** start SUPPLIED DATA **

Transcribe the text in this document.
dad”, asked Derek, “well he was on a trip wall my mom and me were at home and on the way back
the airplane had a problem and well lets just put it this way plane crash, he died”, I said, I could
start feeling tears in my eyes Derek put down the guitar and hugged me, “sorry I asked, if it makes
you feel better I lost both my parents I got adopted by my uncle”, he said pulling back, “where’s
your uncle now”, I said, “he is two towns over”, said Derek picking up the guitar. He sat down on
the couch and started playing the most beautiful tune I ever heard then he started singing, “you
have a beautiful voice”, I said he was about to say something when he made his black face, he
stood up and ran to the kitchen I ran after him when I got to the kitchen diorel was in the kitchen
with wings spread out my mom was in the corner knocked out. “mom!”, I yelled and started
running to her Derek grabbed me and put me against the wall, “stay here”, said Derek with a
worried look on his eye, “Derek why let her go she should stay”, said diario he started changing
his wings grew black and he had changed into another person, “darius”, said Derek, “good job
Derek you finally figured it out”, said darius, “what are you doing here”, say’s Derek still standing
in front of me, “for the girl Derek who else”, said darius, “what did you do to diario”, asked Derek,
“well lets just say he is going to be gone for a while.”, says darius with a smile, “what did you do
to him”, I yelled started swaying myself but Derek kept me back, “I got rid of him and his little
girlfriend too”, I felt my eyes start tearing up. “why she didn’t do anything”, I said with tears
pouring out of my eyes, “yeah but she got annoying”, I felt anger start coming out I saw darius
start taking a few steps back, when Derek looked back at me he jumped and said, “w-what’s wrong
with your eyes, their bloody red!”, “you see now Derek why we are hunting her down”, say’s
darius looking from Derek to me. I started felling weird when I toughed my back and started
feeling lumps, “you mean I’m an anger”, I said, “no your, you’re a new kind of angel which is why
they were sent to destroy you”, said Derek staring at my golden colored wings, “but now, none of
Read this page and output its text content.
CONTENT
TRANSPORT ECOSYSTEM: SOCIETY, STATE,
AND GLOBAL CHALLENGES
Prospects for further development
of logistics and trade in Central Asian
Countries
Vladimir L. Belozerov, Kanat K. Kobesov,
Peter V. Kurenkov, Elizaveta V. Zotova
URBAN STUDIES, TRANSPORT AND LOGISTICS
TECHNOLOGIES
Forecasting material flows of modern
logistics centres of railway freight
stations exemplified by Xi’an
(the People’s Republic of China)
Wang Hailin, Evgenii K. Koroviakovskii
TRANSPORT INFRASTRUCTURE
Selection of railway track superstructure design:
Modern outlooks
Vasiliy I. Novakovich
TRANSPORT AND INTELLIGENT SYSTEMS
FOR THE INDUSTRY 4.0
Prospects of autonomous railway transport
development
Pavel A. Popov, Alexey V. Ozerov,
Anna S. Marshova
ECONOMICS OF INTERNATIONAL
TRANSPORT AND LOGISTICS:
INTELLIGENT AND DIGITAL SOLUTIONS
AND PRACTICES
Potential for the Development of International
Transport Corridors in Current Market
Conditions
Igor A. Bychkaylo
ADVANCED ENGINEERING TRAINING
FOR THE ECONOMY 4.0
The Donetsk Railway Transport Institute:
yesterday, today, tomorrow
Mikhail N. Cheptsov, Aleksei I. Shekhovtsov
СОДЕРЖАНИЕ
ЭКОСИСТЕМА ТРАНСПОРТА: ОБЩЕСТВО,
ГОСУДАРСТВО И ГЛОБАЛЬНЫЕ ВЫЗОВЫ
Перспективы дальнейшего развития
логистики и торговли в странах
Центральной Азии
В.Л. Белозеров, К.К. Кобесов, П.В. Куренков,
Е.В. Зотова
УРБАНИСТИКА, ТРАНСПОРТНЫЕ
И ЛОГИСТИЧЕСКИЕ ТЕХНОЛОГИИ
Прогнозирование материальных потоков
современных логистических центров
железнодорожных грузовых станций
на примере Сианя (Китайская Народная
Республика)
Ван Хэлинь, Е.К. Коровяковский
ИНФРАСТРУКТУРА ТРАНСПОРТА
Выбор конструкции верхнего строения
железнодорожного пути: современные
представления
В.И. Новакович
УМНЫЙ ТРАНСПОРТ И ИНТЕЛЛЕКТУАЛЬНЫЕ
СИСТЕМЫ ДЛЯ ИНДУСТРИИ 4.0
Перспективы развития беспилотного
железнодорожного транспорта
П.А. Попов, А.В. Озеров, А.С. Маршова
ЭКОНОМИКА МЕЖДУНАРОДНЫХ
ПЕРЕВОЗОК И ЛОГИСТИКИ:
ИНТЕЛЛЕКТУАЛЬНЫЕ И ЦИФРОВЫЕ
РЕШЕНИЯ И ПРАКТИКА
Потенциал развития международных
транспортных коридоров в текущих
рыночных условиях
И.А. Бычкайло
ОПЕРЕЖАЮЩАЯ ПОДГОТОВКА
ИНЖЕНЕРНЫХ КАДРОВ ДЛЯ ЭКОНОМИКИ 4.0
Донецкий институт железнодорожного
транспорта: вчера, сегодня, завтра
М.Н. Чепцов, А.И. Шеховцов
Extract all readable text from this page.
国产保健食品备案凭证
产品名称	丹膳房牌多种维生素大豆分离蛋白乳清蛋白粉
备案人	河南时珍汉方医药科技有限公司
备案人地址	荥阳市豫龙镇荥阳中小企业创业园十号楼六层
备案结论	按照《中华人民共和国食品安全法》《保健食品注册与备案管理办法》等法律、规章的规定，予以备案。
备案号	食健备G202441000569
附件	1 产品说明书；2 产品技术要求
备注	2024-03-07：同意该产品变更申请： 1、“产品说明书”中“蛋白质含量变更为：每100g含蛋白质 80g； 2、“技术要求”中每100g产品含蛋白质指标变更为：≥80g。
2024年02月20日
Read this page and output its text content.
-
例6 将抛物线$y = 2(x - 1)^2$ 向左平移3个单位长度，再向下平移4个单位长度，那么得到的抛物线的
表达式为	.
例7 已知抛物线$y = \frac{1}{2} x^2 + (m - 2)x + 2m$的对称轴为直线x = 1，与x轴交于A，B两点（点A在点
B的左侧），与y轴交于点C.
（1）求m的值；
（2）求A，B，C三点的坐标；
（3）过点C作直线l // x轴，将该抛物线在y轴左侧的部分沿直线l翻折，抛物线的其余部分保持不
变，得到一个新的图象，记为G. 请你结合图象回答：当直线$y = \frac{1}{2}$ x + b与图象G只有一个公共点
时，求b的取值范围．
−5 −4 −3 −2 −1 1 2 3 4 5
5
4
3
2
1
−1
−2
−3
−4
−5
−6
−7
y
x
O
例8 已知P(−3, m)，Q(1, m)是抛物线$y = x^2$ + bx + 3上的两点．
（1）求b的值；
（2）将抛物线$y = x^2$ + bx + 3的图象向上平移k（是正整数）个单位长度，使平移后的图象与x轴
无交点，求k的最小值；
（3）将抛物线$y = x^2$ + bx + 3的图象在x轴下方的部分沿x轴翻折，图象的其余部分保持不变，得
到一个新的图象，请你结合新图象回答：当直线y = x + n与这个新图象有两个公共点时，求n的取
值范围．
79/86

** end SUPPLIED DATA **

> **STATED PROBLEM**
Take every line from the one containing "Extract all readable text from this page." to the end of the listing and output it exactly, with nothing else.

> **EXERCISE RESULT**
Extract all readable text from this page.
国产保健食品备案凭证
产品名称	丹膳房牌多种维生素大豆分离蛋白乳清蛋白粉
备案人	河南时珍汉方医药科技有限公司
备案人地址	荥阳市豫龙镇荥阳中小企业创业园十号楼六层
备案结论	按照《中华人民共和国食品安全法》《保健食品注册与备案管理办法》等法律、规章的规定，予以备案。
备案号	食健备G202441000569
附件	1 产品说明书；2 产品技术要求
备注	2024-03-07：同意该产品变更申请： 1、“产品说明书”中“蛋白质含量变更为：每100g含蛋白质 80g； 2、“技术要求”中每100g产品含蛋白质指标变更为：≥80g。
2024年02月20日
Read this page and output its text content.
-
例6 将抛物线$y = 2(x - 1)^2$ 向左平移3个单位长度，再向下平移4个单位长度，那么得到的抛物线的
表达式为	.
例7 已知抛物线$y = \frac{1}{2} x^2 + (m - 2)x + 2m$的对称轴为直线x = 1，与x轴交于A，B两点（点A在点
B的左侧），与y轴交于点C.
（1）求m的值；
（2）求A，B，C三点的坐标；
（3）过点C作直线l // x轴，将该抛物线在y轴左侧的部分沿直线l翻折，抛物线的其余部分保持不
变，得到一个新的图象，记为G. 请你结合图象回答：当直线$y = \frac{1}{2}$ x + b与图象G只有一个公共点
时，求b的取值范围．
−5 −4 −3 −2 −1 1 2 3 4 5
5
4
3
2
1
−1
−2
−3
−4
−5
−6
−7
y
x
O
例8 已知P(−3, m)，Q(1, m)是抛物线$y = x^2$ + bx + 3上的两点．
（1）求b的值；
（2）将抛物线$y = x^2$ + bx + 3的图象向上平移k（是正整数）个单位长度，使平移后的图象与x轴
无交点，求k的最小值；
（3）将抛物线$y = x^2$ + bx + 3的图象在x轴下方的部分沿x轴翻折，图象的其余部分保持不变，得
到一个新的图象，请你结合新图象回答：当直线y = x + n与这个新图象有两个公共点时，求n的取
值范围．
79/86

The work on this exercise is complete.